**Input records:**
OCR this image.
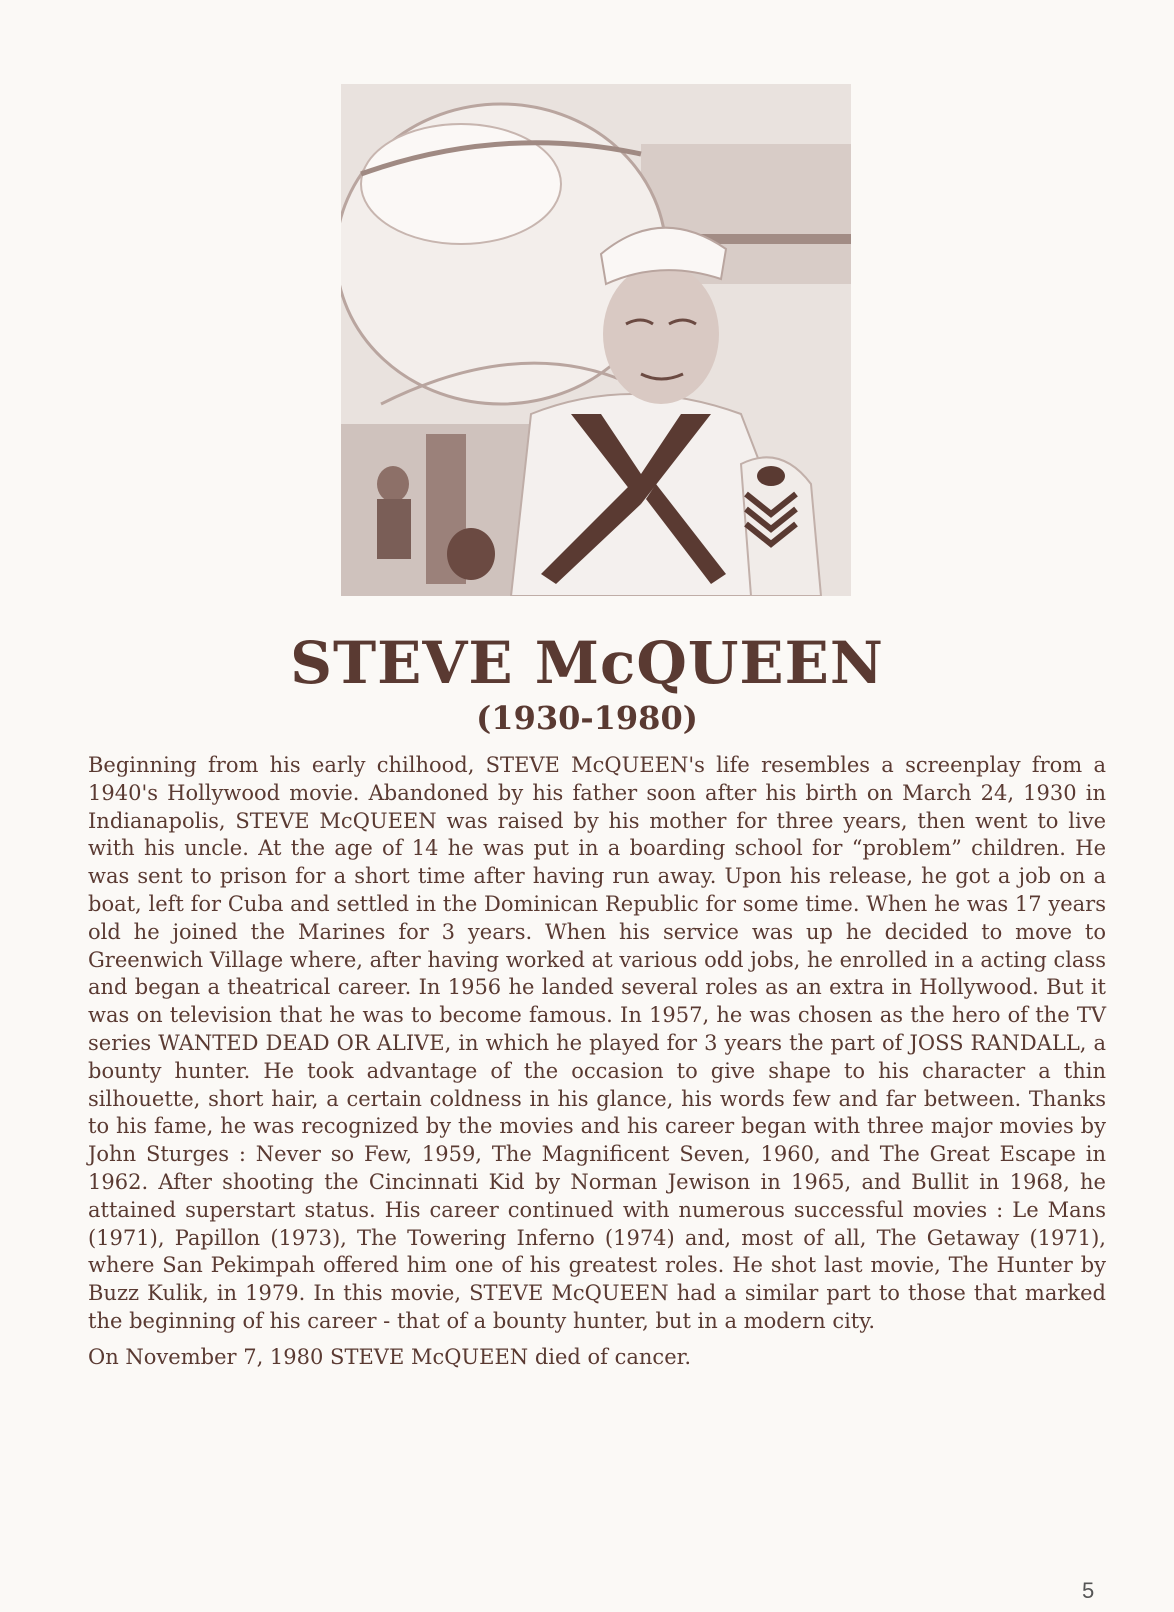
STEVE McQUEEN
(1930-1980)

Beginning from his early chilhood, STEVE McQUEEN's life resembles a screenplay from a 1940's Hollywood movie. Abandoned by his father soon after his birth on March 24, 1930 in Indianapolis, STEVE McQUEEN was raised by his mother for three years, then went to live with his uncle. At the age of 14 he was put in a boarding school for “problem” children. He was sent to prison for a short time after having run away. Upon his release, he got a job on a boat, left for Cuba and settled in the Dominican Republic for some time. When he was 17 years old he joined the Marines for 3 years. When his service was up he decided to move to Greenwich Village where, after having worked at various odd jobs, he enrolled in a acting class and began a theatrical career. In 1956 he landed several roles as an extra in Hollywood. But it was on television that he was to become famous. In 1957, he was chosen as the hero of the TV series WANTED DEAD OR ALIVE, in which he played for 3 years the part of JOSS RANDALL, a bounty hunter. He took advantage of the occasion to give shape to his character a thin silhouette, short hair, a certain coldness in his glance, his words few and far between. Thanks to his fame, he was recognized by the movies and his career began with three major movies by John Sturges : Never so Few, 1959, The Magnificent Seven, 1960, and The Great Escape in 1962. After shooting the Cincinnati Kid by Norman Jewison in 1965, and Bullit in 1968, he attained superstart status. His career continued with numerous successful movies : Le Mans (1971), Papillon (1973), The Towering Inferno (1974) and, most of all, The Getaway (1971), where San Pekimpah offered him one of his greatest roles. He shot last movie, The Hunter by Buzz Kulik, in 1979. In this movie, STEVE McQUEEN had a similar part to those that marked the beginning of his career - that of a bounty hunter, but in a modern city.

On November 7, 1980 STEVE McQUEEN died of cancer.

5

---

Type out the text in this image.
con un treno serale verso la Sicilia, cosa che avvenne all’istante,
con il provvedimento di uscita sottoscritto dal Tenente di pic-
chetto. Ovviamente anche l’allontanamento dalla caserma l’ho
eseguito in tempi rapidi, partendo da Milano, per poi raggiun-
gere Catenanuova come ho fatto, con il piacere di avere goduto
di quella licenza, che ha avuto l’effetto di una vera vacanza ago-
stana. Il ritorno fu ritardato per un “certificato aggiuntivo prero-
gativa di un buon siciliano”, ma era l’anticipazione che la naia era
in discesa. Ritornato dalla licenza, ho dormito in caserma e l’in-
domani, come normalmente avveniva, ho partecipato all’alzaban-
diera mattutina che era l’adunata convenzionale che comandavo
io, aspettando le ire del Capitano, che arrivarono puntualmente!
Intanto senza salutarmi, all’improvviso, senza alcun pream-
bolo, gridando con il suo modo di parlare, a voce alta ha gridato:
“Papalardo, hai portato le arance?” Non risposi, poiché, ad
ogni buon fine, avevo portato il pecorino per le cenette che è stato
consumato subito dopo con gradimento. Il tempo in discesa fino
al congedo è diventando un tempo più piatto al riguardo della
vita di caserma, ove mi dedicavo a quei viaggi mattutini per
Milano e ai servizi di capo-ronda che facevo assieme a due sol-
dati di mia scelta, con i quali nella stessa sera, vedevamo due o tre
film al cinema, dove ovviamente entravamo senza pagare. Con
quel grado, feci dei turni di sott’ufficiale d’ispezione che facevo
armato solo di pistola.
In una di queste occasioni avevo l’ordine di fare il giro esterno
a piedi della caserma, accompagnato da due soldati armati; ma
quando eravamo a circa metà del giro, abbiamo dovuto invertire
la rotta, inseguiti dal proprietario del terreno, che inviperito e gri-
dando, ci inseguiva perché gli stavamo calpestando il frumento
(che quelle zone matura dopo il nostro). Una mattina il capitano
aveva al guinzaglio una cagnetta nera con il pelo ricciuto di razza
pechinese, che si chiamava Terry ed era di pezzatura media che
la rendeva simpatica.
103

**Task to carry out:** Copy all lines of the listing above that contain the string "image".

**Reply to the exercise:**
OCR this image.
Type out the text in this image.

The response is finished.